_What needs to be done:_
Tally the lines in the listing below that contain "有礼有节" and report the tally alone.

* START *

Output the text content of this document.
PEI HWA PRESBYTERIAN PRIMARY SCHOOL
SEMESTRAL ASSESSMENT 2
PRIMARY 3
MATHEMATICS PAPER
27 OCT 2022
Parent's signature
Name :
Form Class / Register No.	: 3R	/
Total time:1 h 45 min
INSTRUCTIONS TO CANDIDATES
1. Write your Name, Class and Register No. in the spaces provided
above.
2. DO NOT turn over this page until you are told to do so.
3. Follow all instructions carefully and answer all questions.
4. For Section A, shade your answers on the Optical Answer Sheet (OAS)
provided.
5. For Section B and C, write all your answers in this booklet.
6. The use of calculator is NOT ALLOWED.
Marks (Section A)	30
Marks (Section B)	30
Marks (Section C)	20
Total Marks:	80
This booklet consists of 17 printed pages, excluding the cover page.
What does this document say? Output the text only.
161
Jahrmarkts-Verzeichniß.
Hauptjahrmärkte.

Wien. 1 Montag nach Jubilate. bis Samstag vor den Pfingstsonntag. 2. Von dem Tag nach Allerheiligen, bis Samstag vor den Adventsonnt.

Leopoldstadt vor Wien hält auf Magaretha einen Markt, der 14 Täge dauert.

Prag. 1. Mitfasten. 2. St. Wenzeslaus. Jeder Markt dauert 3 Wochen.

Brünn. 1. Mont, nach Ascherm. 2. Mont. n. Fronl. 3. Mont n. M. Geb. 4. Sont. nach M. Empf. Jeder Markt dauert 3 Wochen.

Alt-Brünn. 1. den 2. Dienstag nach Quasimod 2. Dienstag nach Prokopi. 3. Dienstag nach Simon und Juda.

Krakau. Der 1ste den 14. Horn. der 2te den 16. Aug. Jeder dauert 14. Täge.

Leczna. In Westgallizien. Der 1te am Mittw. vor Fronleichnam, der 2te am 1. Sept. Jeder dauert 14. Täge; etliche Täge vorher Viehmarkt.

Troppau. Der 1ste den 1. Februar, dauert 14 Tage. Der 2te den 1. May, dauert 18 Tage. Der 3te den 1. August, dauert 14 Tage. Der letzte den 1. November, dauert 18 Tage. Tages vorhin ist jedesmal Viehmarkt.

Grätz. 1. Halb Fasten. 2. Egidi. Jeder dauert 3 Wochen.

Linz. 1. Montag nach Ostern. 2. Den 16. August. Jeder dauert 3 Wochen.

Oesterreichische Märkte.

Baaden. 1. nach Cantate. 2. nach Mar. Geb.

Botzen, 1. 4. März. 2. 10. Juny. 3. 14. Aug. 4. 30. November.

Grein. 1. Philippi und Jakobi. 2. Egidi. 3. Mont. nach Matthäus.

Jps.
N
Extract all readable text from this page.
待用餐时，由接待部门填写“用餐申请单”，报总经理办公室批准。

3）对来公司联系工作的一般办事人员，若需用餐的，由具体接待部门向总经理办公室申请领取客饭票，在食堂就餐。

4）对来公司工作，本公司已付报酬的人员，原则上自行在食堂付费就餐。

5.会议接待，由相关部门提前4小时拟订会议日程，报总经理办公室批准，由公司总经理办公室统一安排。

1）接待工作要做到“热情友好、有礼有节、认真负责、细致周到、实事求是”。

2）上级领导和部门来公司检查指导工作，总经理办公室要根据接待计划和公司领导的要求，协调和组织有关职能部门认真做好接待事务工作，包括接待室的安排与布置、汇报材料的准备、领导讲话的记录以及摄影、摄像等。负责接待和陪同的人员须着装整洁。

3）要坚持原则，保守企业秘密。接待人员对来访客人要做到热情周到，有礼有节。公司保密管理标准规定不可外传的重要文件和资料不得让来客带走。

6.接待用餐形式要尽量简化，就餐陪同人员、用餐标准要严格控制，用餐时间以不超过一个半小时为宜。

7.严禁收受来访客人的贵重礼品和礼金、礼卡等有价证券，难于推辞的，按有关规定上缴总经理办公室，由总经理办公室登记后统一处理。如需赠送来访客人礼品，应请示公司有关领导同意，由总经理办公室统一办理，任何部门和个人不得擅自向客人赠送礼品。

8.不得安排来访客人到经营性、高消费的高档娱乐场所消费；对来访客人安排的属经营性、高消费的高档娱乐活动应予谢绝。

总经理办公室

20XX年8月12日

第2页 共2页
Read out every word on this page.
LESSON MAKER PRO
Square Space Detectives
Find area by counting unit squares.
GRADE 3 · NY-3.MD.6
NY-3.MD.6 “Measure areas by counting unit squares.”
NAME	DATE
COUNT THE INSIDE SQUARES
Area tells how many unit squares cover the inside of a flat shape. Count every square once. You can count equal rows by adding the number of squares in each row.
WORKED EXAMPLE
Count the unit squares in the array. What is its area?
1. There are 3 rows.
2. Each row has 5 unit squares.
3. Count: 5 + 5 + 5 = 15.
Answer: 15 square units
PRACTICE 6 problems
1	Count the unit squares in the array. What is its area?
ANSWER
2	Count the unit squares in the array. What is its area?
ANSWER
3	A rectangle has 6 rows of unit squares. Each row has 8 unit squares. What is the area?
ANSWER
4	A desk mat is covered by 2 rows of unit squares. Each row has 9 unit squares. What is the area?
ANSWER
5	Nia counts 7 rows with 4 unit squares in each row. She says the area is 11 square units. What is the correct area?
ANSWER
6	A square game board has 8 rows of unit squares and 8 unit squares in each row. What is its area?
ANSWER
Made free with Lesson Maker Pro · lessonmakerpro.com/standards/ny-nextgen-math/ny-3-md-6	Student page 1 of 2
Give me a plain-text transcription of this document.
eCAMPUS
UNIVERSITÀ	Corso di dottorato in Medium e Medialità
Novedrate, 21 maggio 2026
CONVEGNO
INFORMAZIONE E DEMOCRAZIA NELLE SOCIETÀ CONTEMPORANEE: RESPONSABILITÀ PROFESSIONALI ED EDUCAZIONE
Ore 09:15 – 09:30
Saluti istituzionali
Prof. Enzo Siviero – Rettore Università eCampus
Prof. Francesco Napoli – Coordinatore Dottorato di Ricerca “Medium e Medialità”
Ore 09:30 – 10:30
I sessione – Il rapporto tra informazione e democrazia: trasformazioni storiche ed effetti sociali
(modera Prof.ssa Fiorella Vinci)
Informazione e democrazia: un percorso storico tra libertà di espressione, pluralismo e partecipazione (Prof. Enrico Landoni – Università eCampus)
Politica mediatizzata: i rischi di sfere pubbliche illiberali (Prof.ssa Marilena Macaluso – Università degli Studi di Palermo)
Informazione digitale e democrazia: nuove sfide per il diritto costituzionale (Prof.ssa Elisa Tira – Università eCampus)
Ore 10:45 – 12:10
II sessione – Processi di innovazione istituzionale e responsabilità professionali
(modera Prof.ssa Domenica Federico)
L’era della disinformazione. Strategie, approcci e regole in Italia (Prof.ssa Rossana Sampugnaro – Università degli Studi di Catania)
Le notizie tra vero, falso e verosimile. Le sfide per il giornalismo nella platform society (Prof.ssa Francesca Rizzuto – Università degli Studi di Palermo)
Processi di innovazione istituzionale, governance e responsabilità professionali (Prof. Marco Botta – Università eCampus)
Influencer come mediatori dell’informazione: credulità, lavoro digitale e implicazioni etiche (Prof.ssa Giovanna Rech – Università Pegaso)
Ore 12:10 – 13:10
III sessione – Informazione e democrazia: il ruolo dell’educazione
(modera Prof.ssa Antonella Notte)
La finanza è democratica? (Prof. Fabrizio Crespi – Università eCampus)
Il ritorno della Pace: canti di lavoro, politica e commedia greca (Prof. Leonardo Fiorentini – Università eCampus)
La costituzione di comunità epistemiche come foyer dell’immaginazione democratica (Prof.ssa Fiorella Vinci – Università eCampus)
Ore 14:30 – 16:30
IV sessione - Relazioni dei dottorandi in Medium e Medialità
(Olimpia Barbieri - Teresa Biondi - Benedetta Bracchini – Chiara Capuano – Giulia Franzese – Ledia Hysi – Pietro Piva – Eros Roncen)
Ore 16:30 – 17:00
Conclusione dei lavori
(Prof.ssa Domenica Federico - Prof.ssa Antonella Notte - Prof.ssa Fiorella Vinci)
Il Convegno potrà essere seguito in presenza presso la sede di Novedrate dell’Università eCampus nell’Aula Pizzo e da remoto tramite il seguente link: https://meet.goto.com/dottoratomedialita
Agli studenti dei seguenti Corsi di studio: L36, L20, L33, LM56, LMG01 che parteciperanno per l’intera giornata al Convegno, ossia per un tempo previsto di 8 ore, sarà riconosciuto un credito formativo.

* END *

_Response to the exercise:_
2